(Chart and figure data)
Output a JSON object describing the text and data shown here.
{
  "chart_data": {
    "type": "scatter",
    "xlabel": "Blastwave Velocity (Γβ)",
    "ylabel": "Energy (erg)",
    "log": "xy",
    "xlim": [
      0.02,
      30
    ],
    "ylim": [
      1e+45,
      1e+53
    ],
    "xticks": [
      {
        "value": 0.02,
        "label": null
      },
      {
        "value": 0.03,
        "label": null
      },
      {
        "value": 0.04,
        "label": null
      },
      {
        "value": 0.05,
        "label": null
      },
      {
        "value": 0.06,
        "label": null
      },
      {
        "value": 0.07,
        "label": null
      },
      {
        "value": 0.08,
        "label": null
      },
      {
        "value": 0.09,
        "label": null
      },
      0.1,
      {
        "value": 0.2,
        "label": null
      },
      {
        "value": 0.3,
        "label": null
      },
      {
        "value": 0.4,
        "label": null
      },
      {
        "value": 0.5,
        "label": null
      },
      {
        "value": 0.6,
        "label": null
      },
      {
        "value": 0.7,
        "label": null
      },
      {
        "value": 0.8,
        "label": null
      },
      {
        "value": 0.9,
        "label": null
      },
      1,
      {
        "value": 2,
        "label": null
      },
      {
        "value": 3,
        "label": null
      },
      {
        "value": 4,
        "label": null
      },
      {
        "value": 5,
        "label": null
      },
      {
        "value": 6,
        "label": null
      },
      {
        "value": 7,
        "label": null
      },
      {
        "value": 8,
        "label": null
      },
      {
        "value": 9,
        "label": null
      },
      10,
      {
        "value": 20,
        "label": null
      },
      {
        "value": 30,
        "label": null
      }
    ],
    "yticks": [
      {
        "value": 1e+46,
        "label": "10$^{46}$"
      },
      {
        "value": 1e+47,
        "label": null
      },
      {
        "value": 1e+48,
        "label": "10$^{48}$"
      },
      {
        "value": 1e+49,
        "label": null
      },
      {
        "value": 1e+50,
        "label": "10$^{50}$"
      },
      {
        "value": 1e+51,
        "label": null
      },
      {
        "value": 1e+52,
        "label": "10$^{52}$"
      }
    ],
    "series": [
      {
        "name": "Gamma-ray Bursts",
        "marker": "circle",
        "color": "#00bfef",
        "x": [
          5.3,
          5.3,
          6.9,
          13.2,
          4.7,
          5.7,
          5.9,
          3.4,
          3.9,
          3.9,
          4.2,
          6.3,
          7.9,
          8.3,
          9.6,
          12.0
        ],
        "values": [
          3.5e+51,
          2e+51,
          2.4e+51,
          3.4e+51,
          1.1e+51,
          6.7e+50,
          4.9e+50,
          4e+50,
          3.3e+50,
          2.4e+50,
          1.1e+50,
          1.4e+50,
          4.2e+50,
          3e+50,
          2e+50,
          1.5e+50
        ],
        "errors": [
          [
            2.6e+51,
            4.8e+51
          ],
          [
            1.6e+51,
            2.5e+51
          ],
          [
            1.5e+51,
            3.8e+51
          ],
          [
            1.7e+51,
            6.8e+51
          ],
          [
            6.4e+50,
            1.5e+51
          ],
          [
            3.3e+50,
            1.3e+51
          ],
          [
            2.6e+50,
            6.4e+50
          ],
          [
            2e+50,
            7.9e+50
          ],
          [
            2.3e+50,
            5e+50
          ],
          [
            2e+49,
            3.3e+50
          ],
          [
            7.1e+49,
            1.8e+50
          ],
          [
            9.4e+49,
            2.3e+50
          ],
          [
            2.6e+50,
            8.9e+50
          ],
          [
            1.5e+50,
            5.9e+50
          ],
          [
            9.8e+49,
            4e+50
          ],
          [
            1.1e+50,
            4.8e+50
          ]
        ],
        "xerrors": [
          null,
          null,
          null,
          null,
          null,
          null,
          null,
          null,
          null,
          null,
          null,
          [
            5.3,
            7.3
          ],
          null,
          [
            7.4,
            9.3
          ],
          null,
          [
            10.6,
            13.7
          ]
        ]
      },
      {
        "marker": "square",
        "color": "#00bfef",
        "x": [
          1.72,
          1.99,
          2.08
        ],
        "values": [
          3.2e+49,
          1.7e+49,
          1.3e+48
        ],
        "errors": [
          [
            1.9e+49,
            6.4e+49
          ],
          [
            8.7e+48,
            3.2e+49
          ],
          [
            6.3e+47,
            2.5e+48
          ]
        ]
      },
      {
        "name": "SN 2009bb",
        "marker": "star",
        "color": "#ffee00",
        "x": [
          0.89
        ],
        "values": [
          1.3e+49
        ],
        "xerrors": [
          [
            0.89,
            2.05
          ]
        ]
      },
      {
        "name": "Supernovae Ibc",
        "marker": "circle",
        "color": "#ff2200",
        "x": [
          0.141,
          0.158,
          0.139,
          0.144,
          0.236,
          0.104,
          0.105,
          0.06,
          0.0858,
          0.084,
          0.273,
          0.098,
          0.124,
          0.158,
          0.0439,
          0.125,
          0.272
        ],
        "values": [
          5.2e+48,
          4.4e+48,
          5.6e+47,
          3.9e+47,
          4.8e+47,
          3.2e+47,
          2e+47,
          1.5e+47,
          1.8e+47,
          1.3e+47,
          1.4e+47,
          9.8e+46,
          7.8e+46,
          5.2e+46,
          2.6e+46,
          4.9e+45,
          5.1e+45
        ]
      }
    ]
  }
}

• _Directions for this task_: Find the word "name" in the data and show each line that holds it.

• _Response to the exercise_:
        "name": "Gamma-ray Bursts",
        "name": "SN 2009bb",
        "name": "Supernovae Ibc",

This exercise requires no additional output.